(Stored records)
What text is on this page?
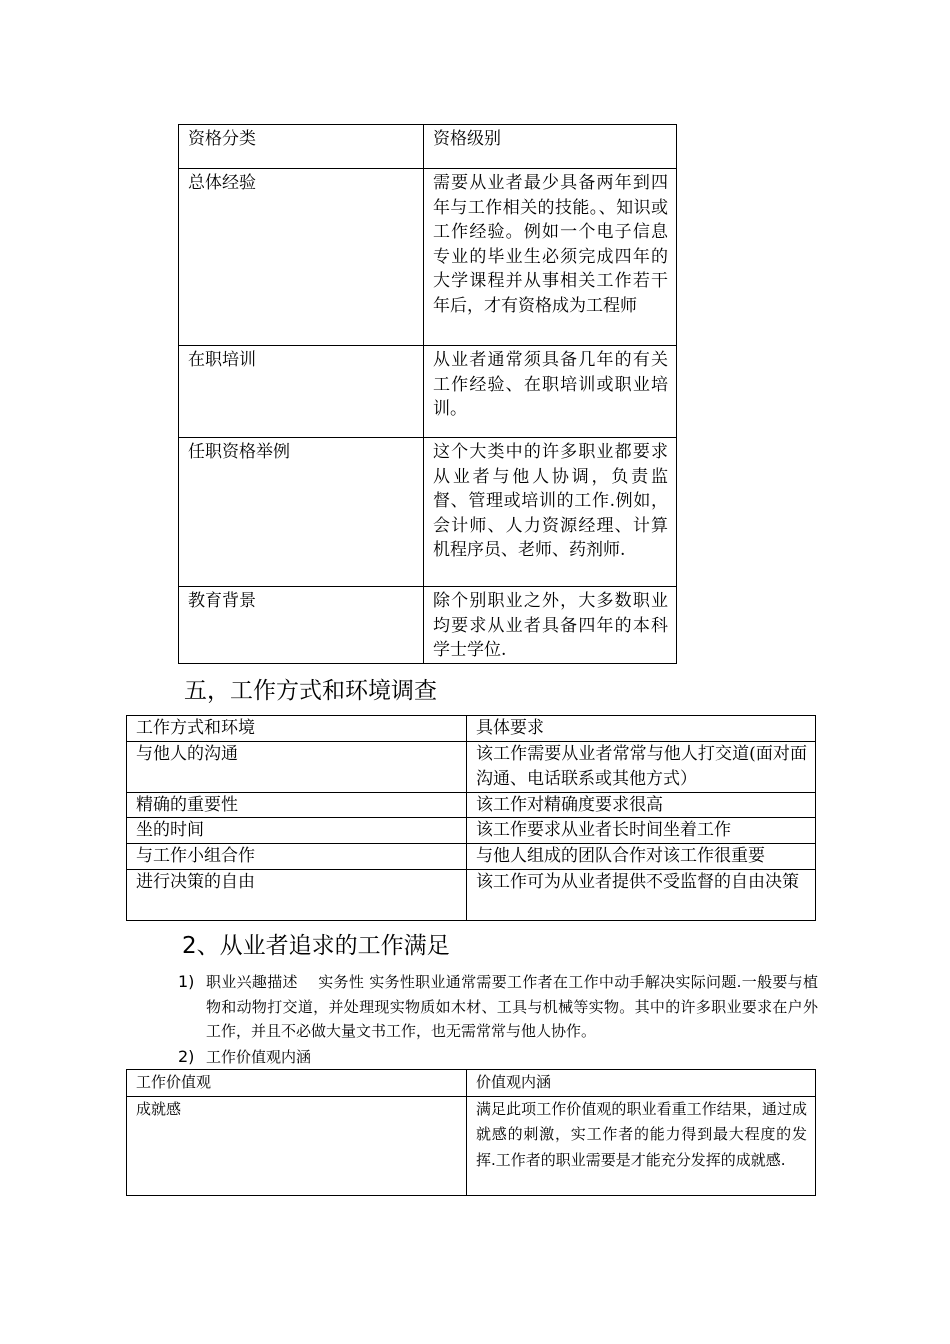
资格分类	资格级别

总体经验	需要从业者最少具备两年到四年与工作相关的技能。、知识或工作经验。例如一个电子信息专业的毕业生必须完成四年的大学课程并从事相关工作若干年后，才有资格成为工程师

在职培训	从业者通常须具备几年的有关工作经验、在职培训或职业培训。

任职资格举例	这个大类中的许多职业都要求从业者与他人协调，负责监督、管理或培训的工作.例如，会计师、人力资源经理、计算机程序员、老师、药剂师.

教育背景	除个别职业之外，大多数职业均要求从业者具备四年的本科学士学位.
五，工作方式和环境调查
工作方式和环境	具体要求

与他人的沟通	该工作需要从业者常常与他人打交道(面对面沟通、电话联系或其他方式）

精确的重要性	该工作对精确度要求很高

坐的时间	该工作要求从业者长时间坐着工作

与工作小组合作	与他人组成的团队合作对该工作很重要

进行决策的自由	该工作可为从业者提供不受监督的自由决策
2、从业者追求的工作满足
1) 职业兴趣描述　 实务性 实务性职业通常需要工作者在工作中动手解决实际问题.一般要与植物和动物打交道，并处理现实物质如木材、工具与机械等实物。其中的许多职业要求在户外工作，并且不必做大量文书工作，也无需常常与他人协作。
2) 工作价值观内涵
工作价值观	价值观内涵

成就感	满足此项工作价值观的职业看重工作结果，通过成就感的刺激，实工作者的能力得到最大程度的发挥.工作者的职业需要是才能充分发挥的成就感.
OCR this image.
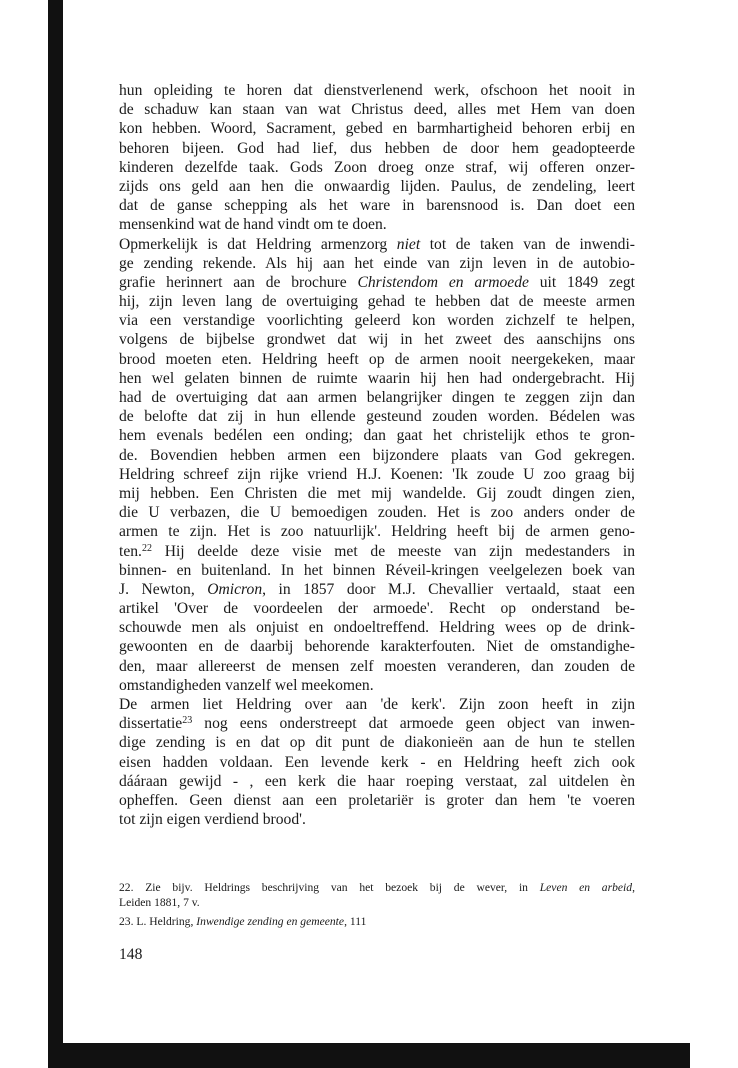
hun opleiding te horen dat dienstverlenend werk, ofschoon het nooit in
de schaduw kan staan van wat Christus deed, alles met Hem van doen
kon hebben. Woord, Sacrament, gebed en barmhartigheid behoren erbij en
behoren bijeen. God had lief, dus hebben de door hem geadopteerde
kinderen dezelfde taak. Gods Zoon droeg onze straf, wij offeren onzer-
zijds ons geld aan hen die onwaardig lijden. Paulus, de zendeling, leert
dat de ganse schepping als het ware in barensnood is. Dan doet een
mensenkind wat de hand vindt om te doen.
Opmerkelijk is dat Heldring armenzorg niet tot de taken van de inwendi-
ge zending rekende. Als hij aan het einde van zijn leven in de autobio-
grafie herinnert aan de brochure Christendom en armoede uit 1849 zegt
hij, zijn leven lang de overtuiging gehad te hebben dat de meeste armen
via een verstandige voorlichting geleerd kon worden zichzelf te helpen,
volgens de bijbelse grondwet dat wij in het zweet des aanschijns ons
brood moeten eten. Heldring heeft op de armen nooit neergekeken, maar
hen wel gelaten binnen de ruimte waarin hij hen had ondergebracht. Hij
had de overtuiging dat aan armen belangrijker dingen te zeggen zijn dan
de belofte dat zij in hun ellende gesteund zouden worden. Bédelen was
hem evenals bedélen een onding; dan gaat het christelijk ethos te gron-
de. Bovendien hebben armen een bijzondere plaats van God gekregen.
Heldring schreef zijn rijke vriend H.J. Koenen: 'Ik zoude U zoo graag bij
mij hebben. Een Christen die met mij wandelde. Gij zoudt dingen zien,
die U verbazen, die U bemoedigen zouden. Het is zoo anders onder de
armen te zijn. Het is zoo natuurlijk'. Heldring heeft bij de armen geno-
ten.$^{22}$ Hij deelde deze visie met de meeste van zijn medestanders in
binnen- en buitenland. In het binnen Réveil-kringen veelgelezen boek van
J. Newton, Omicron, in 1857 door M.J. Chevallier vertaald, staat een
artikel 'Over de voordeelen der armoede'. Recht op onderstand be-
schouwde men als onjuist en ondoeltreffend. Heldring wees op de drink-
gewoonten en de daarbij behorende karakterfouten. Niet de omstandighe-
den, maar allereerst de mensen zelf moesten veranderen, dan zouden de
omstandigheden vanzelf wel meekomen.
De armen liet Heldring over aan 'de kerk'. Zijn zoon heeft in zijn
dissertatie$^{23}$ nog eens onderstreept dat armoede geen object van inwen-
dige zending is en dat op dit punt de diakonieën aan de hun te stellen
eisen hadden voldaan. Een levende kerk - en Heldring heeft zich ook
dááraan gewijd - , een kerk die haar roeping verstaat, zal uitdelen èn
opheffen. Geen dienst aan een proletariër is groter dan hem 'te voeren
tot zijn eigen verdiend brood'.
22. Zie bijv. Heldrings beschrijving van het bezoek bij de wever, in Leven en arbeid,
Leiden 1881, 7 v.
23. L. Heldring, Inwendige zending en gemeente, 111
148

**Your instructions**
Reproduce the whole listing word for word, setting aside any pictures.

**Final result**
What text is on this page?
资格分类	资格级别

总体经验	需要从业者最少具备两年到四年与工作相关的技能。、知识或工作经验。例如一个电子信息专业的毕业生必须完成四年的大学课程并从事相关工作若干年后，才有资格成为工程师

在职培训	从业者通常须具备几年的有关工作经验、在职培训或职业培训。

任职资格举例	这个大类中的许多职业都要求从业者与他人协调，负责监督、管理或培训的工作.例如，会计师、人力资源经理、计算机程序员、老师、药剂师.

教育背景	除个别职业之外，大多数职业均要求从业者具备四年的本科学士学位.
五，工作方式和环境调查
工作方式和环境	具体要求

与他人的沟通	该工作需要从业者常常与他人打交道(面对面沟通、电话联系或其他方式）

精确的重要性	该工作对精确度要求很高

坐的时间	该工作要求从业者长时间坐着工作

与工作小组合作	与他人组成的团队合作对该工作很重要

进行决策的自由	该工作可为从业者提供不受监督的自由决策
2、从业者追求的工作满足
1) 职业兴趣描述　 实务性 实务性职业通常需要工作者在工作中动手解决实际问题.一般要与植物和动物打交道，并处理现实物质如木材、工具与机械等实物。其中的许多职业要求在户外工作，并且不必做大量文书工作，也无需常常与他人协作。
2) 工作价值观内涵
工作价值观	价值观内涵

成就感	满足此项工作价值观的职业看重工作结果，通过成就感的刺激，实工作者的能力得到最大程度的发挥.工作者的职业需要是才能充分发挥的成就感.
OCR this image.
hun opleiding te horen dat dienstverlenend werk, ofschoon het nooit in
de schaduw kan staan van wat Christus deed, alles met Hem van doen
kon hebben. Woord, Sacrament, gebed en barmhartigheid behoren erbij en
behoren bijeen. God had lief, dus hebben de door hem geadopteerde
kinderen dezelfde taak. Gods Zoon droeg onze straf, wij offeren onzer-
zijds ons geld aan hen die onwaardig lijden. Paulus, de zendeling, leert
dat de ganse schepping als het ware in barensnood is. Dan doet een
mensenkind wat de hand vindt om te doen.
Opmerkelijk is dat Heldring armenzorg niet tot de taken van de inwendi-
ge zending rekende. Als hij aan het einde van zijn leven in de autobio-
grafie herinnert aan de brochure Christendom en armoede uit 1849 zegt
hij, zijn leven lang de overtuiging gehad te hebben dat de meeste armen
via een verstandige voorlichting geleerd kon worden zichzelf te helpen,
volgens de bijbelse grondwet dat wij in het zweet des aanschijns ons
brood moeten eten. Heldring heeft op de armen nooit neergekeken, maar
hen wel gelaten binnen de ruimte waarin hij hen had ondergebracht. Hij
had de overtuiging dat aan armen belangrijker dingen te zeggen zijn dan
de belofte dat zij in hun ellende gesteund zouden worden. Bédelen was
hem evenals bedélen een onding; dan gaat het christelijk ethos te gron-
de. Bovendien hebben armen een bijzondere plaats van God gekregen.
Heldring schreef zijn rijke vriend H.J. Koenen: 'Ik zoude U zoo graag bij
mij hebben. Een Christen die met mij wandelde. Gij zoudt dingen zien,
die U verbazen, die U bemoedigen zouden. Het is zoo anders onder de
armen te zijn. Het is zoo natuurlijk'. Heldring heeft bij de armen geno-
ten.$^{22}$ Hij deelde deze visie met de meeste van zijn medestanders in
binnen- en buitenland. In het binnen Réveil-kringen veelgelezen boek van
J. Newton, Omicron, in 1857 door M.J. Chevallier vertaald, staat een
artikel 'Over de voordeelen der armoede'. Recht op onderstand be-
schouwde men als onjuist en ondoeltreffend. Heldring wees op de drink-
gewoonten en de daarbij behorende karakterfouten. Niet de omstandighe-
den, maar allereerst de mensen zelf moesten veranderen, dan zouden de
omstandigheden vanzelf wel meekomen.
De armen liet Heldring over aan 'de kerk'. Zijn zoon heeft in zijn
dissertatie$^{23}$ nog eens onderstreept dat armoede geen object van inwen-
dige zending is en dat op dit punt de diakonieën aan de hun te stellen
eisen hadden voldaan. Een levende kerk - en Heldring heeft zich ook
dááraan gewijd - , een kerk die haar roeping verstaat, zal uitdelen èn
opheffen. Geen dienst aan een proletariër is groter dan hem 'te voeren
tot zijn eigen verdiend brood'.
22. Zie bijv. Heldrings beschrijving van het bezoek bij de wever, in Leven en arbeid,
Leiden 1881, 7 v.
23. L. Heldring, Inwendige zending en gemeente, 111
148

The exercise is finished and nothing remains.